:: Stated exercise ::
Go through the material and pull out every line with the string "annotation" in it.
start
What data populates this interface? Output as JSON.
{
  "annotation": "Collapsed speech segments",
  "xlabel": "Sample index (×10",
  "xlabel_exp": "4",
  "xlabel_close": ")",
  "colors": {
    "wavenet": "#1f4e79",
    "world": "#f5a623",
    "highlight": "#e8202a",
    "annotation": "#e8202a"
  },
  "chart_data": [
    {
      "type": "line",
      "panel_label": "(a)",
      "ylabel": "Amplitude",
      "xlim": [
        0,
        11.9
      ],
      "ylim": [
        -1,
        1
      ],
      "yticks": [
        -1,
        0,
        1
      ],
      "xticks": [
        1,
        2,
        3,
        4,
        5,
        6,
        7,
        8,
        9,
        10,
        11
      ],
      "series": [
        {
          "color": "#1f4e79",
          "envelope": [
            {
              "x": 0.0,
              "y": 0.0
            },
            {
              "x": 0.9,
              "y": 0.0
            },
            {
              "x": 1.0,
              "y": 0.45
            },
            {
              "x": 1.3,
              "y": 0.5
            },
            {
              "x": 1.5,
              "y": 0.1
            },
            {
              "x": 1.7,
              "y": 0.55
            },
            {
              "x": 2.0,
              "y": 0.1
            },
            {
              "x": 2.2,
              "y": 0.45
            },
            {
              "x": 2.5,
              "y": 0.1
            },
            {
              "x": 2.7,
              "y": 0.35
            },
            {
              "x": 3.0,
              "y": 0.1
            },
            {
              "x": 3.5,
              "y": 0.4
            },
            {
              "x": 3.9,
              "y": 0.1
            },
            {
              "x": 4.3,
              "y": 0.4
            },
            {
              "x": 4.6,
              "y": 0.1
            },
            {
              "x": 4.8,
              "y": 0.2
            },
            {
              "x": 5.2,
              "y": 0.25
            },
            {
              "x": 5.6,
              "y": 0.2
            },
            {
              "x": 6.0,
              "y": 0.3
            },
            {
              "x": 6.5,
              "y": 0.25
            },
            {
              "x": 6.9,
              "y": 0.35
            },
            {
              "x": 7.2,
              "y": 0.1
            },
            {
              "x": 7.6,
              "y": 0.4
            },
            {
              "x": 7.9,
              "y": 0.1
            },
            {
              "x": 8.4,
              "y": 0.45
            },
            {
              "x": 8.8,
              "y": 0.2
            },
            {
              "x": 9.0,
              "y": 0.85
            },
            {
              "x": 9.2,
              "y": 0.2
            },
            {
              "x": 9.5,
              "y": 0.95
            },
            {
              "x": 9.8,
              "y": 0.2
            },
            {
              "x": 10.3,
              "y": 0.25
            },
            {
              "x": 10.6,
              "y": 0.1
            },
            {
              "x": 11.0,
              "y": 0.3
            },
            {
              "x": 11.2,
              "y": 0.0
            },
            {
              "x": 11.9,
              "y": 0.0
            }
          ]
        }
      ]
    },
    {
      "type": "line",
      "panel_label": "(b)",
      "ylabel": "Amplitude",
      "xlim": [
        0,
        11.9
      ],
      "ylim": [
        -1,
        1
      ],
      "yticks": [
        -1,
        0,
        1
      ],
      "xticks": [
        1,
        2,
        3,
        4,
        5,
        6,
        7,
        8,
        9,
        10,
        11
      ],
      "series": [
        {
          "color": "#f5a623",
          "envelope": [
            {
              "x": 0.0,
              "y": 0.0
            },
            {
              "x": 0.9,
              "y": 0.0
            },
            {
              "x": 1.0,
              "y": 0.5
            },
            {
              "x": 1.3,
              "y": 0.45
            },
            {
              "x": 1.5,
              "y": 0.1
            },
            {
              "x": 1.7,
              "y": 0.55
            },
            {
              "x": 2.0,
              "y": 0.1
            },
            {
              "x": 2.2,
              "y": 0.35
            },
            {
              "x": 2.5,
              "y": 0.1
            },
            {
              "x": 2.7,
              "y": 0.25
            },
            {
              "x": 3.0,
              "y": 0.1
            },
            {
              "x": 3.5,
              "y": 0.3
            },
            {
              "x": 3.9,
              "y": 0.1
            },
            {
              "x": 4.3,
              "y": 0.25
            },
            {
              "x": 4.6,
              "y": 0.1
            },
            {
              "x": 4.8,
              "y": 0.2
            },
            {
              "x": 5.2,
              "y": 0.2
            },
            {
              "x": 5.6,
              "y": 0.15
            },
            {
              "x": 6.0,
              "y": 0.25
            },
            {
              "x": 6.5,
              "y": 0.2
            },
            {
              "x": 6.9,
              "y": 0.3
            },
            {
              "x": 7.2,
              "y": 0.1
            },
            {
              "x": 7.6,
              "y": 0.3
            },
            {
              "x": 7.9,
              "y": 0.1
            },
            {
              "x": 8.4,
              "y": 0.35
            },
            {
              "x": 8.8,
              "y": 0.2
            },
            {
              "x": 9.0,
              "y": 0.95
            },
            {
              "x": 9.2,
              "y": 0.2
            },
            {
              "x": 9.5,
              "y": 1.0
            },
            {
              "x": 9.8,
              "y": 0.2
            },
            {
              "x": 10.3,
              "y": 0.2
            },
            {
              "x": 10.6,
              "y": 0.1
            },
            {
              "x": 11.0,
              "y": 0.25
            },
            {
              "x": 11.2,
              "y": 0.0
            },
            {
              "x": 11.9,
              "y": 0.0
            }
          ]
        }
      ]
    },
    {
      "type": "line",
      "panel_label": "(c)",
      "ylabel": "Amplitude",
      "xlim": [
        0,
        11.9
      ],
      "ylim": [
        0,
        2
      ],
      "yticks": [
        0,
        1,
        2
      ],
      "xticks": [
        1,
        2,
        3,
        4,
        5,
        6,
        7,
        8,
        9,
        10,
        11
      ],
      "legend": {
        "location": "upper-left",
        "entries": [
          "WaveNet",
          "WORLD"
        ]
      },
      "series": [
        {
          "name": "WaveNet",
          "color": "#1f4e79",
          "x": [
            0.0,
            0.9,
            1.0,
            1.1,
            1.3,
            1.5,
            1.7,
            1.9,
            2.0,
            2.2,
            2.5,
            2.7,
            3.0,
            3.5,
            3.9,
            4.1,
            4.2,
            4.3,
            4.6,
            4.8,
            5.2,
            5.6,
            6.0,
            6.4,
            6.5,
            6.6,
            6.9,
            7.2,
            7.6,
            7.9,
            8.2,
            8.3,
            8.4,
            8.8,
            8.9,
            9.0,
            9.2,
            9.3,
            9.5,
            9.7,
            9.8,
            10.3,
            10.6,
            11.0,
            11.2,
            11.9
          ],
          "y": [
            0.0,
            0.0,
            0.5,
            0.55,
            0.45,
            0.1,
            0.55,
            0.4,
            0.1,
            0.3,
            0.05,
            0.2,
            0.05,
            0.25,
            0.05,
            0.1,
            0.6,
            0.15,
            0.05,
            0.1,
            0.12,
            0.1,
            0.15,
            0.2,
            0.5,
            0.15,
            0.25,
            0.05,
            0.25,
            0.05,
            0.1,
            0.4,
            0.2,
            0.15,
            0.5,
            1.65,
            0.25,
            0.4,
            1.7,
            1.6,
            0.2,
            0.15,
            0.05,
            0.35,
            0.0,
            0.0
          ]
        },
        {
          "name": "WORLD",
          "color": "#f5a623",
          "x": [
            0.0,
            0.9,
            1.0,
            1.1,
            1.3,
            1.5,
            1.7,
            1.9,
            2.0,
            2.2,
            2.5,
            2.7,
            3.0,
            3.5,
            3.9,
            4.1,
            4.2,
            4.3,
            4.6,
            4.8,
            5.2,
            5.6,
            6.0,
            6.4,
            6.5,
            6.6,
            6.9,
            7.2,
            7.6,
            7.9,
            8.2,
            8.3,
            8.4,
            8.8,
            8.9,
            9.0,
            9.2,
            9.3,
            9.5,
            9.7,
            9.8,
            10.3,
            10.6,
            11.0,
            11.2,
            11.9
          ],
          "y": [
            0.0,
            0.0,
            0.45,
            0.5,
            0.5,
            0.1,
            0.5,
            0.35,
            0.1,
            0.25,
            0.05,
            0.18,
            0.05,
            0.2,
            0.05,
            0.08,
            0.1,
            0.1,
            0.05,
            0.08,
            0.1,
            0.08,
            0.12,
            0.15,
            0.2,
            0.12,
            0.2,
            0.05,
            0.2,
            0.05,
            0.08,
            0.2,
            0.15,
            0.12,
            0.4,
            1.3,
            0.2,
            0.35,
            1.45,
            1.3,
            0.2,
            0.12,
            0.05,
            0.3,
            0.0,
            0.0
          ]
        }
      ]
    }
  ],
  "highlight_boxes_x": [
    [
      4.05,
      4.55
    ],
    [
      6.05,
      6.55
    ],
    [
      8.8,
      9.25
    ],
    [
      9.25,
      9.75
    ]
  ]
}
end
:: Exercise solution ::
  "annotation": "Collapsed speech segments",
    "annotation": "#e8202a"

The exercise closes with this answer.